Data entries

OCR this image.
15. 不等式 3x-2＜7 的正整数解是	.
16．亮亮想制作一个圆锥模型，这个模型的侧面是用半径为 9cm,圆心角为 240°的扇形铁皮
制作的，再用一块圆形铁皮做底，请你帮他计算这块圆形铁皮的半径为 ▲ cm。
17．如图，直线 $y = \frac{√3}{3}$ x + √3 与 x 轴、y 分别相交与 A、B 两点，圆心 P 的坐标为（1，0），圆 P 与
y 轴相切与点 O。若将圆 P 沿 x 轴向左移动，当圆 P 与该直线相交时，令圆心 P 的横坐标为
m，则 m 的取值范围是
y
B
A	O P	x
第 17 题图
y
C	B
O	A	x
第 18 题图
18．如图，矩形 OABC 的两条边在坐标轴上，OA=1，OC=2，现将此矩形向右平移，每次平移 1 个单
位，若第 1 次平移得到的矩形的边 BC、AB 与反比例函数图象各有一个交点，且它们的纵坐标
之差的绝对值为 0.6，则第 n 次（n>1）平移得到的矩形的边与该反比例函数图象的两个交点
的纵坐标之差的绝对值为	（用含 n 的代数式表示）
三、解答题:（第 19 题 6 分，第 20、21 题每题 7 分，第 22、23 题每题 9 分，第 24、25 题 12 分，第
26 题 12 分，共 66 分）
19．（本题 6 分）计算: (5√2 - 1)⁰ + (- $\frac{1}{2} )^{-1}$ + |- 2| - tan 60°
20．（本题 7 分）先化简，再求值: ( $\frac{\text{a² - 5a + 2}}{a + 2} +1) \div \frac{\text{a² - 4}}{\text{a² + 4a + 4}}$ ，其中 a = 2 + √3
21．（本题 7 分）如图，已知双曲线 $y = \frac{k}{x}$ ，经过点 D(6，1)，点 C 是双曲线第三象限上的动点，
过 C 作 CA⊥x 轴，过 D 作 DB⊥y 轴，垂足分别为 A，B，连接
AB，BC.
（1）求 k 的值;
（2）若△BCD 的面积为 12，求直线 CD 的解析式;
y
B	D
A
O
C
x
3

> **Problem statement**: Your answer should be one number: how many lines of the listing include the word "frac".

> **The response**: 4